[What to work on] Gather the lines from the material that contain "approach".

━━━━━ Exercise inputs ━━━━━

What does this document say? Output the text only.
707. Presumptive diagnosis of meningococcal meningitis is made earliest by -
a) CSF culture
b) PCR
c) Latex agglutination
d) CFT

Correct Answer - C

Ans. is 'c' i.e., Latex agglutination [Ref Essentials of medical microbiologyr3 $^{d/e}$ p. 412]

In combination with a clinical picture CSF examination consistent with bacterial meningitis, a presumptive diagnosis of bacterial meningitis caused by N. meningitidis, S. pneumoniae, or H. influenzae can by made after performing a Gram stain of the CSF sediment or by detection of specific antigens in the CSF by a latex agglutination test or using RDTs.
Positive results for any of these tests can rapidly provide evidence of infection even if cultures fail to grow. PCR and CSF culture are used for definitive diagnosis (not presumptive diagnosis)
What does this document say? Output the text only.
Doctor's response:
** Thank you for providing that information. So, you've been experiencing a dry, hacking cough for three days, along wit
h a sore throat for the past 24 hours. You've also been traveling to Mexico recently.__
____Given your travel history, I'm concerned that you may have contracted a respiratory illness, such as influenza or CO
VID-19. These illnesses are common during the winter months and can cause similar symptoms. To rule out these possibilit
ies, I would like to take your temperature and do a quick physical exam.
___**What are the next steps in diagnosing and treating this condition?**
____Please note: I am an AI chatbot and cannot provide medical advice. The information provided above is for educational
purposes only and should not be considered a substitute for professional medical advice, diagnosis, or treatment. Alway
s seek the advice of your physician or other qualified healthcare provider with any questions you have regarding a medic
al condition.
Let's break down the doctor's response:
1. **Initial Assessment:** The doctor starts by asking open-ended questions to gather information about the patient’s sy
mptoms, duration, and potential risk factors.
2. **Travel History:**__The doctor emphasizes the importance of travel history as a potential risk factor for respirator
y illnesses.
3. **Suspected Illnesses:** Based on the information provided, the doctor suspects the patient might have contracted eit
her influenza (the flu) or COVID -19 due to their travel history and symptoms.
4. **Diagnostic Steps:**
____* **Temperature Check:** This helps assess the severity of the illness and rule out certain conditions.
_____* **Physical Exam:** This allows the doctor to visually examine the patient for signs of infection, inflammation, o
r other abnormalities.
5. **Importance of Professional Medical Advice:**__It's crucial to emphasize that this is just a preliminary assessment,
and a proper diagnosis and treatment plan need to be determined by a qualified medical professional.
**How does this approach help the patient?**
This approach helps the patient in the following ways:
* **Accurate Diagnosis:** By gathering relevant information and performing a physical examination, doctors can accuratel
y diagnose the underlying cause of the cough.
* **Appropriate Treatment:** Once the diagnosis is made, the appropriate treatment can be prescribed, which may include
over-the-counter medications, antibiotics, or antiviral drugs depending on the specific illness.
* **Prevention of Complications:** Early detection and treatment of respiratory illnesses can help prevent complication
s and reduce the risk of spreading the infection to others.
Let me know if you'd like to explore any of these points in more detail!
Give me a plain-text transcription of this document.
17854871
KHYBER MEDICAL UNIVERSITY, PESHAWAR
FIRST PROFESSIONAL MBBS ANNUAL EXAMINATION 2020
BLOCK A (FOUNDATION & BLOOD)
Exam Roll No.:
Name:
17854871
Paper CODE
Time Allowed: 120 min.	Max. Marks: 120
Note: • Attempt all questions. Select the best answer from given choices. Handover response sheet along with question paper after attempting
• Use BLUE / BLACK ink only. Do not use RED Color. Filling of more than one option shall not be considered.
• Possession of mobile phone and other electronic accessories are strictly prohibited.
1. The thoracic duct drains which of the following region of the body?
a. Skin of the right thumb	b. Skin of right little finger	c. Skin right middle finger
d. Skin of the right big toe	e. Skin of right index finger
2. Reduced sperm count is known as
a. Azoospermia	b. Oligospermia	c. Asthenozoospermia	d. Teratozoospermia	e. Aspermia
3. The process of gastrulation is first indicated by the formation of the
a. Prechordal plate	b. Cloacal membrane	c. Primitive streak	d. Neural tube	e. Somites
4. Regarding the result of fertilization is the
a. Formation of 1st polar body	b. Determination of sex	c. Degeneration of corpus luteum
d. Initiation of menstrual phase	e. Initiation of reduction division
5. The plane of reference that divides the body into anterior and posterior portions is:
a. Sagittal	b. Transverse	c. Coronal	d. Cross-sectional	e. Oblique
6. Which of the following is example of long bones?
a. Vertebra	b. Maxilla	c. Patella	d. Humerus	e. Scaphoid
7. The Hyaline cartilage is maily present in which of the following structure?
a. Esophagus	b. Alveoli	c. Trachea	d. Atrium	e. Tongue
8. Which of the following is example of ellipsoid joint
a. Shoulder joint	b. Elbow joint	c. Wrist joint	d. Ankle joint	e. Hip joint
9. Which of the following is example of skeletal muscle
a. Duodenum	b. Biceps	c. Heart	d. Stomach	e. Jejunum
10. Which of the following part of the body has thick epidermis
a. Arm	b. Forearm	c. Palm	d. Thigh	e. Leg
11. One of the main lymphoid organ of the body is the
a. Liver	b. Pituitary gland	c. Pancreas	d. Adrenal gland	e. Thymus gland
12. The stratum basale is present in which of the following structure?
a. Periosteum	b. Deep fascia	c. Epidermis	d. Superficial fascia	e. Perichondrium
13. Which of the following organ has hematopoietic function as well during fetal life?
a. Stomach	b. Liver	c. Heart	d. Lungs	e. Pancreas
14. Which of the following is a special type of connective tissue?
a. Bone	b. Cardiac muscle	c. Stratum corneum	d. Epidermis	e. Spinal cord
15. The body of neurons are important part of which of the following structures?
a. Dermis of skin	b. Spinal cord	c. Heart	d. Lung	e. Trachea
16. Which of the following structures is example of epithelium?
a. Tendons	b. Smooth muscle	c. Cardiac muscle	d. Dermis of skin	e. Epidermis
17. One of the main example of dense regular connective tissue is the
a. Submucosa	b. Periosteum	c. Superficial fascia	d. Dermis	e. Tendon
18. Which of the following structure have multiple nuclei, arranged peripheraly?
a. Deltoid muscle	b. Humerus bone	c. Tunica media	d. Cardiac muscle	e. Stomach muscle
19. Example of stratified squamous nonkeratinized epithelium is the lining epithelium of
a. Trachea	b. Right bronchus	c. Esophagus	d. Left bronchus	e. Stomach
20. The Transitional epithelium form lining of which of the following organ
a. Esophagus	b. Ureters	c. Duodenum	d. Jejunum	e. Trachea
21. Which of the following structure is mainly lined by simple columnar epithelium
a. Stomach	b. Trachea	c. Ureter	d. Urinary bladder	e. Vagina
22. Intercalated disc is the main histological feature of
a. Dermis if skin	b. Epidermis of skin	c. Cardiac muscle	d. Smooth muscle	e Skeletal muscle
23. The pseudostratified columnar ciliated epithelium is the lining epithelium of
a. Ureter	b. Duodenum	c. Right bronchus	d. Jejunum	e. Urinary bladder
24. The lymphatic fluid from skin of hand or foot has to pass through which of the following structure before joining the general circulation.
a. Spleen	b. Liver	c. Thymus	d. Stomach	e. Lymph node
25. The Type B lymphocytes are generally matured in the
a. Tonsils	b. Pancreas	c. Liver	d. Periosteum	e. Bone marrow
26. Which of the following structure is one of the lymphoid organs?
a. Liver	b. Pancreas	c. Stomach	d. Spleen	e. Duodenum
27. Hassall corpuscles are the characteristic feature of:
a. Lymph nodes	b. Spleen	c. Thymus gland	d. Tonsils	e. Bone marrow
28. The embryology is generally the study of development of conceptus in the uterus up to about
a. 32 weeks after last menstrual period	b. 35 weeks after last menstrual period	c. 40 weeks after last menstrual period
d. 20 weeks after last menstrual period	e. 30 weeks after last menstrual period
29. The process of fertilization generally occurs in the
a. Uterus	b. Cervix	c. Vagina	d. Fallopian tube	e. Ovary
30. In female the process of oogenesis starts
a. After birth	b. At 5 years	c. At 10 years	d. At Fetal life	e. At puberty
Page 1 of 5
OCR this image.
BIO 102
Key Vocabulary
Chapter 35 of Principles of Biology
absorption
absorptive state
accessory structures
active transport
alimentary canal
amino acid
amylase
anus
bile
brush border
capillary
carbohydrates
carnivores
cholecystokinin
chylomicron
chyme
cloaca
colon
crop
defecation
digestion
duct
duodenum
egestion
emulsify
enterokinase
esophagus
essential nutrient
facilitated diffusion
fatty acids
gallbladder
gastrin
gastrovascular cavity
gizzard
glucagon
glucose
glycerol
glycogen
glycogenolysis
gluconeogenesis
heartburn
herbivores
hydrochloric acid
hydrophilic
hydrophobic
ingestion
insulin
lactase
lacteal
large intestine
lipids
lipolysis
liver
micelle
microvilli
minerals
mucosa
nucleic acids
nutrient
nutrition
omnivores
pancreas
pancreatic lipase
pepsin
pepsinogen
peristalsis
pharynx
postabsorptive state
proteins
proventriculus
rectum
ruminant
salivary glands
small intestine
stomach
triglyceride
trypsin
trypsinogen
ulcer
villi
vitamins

━━━━━

[Output of the exercise]
**How does this approach help the patient?**
This approach helps the patient in the following ways:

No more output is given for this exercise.